▸ Work required
Pull out every line below that holds the word "describing".

□ □ □ □

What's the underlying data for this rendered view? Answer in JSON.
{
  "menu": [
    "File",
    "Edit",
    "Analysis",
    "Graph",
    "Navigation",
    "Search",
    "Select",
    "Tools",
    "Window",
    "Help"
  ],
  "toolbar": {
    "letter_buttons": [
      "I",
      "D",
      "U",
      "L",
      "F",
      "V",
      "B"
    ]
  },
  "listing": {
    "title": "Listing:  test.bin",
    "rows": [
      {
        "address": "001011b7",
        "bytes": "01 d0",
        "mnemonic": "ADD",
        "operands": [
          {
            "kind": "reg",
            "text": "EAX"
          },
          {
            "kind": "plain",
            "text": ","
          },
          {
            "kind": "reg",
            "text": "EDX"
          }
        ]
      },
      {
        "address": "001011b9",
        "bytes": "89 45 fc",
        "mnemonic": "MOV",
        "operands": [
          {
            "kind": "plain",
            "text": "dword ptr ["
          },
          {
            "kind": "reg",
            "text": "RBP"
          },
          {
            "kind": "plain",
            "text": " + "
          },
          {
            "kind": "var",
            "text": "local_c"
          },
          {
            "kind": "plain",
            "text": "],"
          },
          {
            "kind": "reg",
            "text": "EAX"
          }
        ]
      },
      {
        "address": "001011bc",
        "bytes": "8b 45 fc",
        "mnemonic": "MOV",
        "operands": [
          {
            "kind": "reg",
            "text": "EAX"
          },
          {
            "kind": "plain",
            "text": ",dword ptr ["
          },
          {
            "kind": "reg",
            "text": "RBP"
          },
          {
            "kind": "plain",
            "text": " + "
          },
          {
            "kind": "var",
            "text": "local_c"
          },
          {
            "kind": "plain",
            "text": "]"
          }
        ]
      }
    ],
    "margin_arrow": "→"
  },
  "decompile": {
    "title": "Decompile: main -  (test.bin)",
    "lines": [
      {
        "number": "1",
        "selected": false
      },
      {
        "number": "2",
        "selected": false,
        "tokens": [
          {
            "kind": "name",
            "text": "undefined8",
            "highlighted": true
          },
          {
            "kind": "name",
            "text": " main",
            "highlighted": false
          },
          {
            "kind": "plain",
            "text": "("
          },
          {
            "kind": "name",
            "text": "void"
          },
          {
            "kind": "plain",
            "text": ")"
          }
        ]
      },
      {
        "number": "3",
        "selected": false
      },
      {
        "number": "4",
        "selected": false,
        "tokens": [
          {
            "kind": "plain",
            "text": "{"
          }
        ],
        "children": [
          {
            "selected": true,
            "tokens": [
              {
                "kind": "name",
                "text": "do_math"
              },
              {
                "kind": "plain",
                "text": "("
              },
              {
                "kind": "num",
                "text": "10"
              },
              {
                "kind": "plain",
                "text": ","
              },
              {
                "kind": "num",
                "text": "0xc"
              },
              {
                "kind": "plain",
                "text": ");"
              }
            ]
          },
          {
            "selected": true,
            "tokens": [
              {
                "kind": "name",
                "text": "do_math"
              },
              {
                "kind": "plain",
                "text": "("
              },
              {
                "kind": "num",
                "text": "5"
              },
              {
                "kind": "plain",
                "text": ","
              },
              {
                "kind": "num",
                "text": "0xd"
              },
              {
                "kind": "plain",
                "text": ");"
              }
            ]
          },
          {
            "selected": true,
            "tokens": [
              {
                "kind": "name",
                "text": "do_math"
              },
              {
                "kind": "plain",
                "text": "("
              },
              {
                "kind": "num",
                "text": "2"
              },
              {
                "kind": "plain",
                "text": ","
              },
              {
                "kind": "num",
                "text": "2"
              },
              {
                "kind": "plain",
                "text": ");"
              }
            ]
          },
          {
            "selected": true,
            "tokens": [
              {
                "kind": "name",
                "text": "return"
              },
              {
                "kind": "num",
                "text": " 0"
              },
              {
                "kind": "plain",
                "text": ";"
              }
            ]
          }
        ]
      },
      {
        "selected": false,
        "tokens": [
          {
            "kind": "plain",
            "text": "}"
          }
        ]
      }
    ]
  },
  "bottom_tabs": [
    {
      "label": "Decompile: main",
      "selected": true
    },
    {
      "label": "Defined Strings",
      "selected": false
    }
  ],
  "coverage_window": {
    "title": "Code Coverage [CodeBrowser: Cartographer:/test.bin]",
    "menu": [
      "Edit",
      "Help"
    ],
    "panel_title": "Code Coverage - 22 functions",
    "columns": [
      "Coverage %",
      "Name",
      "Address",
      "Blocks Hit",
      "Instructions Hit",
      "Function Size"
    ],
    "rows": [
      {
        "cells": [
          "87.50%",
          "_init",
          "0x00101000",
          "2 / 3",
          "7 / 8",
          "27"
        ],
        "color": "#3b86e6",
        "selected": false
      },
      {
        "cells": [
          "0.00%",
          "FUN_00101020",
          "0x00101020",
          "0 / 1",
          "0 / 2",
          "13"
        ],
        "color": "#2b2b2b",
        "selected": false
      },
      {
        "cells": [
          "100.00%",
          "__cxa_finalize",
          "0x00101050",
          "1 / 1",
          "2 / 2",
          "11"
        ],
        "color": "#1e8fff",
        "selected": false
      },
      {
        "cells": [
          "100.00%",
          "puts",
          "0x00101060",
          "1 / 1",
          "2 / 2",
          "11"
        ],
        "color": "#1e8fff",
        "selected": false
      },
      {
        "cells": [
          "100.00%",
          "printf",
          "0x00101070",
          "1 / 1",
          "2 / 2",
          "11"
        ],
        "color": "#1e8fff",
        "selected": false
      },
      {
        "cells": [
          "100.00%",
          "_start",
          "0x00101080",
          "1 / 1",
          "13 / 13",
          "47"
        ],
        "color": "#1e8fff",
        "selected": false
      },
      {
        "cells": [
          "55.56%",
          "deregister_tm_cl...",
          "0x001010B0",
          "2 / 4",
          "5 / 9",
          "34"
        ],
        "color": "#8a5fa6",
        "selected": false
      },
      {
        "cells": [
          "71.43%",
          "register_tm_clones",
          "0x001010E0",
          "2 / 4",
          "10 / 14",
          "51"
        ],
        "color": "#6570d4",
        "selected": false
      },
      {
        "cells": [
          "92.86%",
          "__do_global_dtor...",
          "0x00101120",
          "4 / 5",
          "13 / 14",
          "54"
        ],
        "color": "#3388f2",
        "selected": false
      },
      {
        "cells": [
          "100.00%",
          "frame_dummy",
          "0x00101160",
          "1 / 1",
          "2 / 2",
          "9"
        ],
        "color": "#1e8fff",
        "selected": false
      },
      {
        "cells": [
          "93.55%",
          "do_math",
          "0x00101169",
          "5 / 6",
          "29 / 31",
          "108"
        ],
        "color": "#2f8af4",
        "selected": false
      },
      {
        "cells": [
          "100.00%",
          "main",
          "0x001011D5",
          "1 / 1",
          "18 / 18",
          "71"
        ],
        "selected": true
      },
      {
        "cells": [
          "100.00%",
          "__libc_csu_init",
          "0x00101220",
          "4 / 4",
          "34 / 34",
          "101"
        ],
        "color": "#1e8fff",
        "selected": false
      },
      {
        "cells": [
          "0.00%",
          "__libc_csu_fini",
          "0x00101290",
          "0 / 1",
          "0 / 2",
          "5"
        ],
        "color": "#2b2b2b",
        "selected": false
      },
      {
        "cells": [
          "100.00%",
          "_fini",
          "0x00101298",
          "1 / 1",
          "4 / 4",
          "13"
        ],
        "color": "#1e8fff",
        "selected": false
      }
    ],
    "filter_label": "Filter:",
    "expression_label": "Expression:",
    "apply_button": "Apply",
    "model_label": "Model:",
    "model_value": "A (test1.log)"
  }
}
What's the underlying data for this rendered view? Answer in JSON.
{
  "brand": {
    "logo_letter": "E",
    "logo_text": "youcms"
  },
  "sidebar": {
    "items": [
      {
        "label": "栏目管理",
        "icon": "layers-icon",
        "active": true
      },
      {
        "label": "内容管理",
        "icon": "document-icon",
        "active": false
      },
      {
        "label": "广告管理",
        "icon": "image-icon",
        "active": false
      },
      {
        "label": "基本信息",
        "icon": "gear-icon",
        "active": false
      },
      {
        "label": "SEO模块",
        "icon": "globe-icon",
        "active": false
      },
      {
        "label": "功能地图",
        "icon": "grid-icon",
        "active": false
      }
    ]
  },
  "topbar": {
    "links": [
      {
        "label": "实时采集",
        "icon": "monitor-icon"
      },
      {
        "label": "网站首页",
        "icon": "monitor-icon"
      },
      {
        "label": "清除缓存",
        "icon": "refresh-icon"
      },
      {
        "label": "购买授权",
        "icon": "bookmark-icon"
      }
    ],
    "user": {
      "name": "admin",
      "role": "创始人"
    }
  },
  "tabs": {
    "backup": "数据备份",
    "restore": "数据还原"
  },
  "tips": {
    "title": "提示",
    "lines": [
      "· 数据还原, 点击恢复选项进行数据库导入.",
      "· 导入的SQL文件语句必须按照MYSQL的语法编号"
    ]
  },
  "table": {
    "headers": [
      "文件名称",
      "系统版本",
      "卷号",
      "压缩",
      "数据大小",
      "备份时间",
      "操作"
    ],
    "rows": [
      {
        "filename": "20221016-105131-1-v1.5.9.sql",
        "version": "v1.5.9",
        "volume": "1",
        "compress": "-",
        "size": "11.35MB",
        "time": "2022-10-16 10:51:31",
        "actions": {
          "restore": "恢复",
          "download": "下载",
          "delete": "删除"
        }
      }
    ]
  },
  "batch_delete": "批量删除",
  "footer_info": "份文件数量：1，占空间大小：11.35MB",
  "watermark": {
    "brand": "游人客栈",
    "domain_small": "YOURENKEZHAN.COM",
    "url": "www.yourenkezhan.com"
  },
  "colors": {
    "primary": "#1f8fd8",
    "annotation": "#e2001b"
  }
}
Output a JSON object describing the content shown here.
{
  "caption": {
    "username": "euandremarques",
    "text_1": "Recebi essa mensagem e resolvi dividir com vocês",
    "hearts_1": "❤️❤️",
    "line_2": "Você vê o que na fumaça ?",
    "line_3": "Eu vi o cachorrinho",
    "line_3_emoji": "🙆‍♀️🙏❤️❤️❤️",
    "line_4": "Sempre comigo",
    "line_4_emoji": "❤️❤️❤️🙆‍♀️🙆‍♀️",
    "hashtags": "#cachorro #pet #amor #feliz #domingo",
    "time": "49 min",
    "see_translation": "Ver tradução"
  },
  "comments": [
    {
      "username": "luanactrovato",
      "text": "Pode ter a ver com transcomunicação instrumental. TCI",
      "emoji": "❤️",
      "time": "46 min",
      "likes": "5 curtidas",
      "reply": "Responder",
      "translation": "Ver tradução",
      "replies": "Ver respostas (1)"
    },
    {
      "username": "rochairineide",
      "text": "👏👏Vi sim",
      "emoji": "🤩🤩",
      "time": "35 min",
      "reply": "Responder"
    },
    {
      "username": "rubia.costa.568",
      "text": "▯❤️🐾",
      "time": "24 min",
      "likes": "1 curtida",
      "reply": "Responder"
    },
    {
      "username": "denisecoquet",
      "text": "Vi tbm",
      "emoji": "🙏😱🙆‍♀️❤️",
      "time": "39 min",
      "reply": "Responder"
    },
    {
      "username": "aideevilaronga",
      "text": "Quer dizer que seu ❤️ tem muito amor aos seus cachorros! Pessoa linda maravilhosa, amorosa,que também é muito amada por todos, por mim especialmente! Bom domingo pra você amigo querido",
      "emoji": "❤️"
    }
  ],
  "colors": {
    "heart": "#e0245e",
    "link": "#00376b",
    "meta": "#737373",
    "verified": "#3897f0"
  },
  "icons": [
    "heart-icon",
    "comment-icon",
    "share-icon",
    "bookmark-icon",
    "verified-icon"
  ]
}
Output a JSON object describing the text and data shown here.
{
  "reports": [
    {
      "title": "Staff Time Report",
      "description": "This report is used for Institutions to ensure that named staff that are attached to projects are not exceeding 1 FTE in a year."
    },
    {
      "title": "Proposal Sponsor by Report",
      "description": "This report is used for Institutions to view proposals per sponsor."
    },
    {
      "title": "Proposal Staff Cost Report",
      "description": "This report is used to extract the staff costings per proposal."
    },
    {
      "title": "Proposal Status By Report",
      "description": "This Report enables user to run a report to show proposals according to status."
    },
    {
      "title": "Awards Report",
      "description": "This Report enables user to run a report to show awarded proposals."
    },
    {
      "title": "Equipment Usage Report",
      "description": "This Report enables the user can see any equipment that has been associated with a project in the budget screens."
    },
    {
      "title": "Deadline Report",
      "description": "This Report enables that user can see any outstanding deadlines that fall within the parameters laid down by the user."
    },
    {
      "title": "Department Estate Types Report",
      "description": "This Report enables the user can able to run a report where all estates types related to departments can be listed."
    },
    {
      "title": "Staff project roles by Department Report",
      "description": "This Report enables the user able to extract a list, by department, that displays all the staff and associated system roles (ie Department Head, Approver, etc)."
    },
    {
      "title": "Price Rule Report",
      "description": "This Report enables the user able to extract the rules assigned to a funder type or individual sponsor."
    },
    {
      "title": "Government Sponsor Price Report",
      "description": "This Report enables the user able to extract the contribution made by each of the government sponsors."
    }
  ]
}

□ □ □ □

▸ Final result
Output a JSON object describing the content shown here.
Output a JSON object describing the text and data shown here.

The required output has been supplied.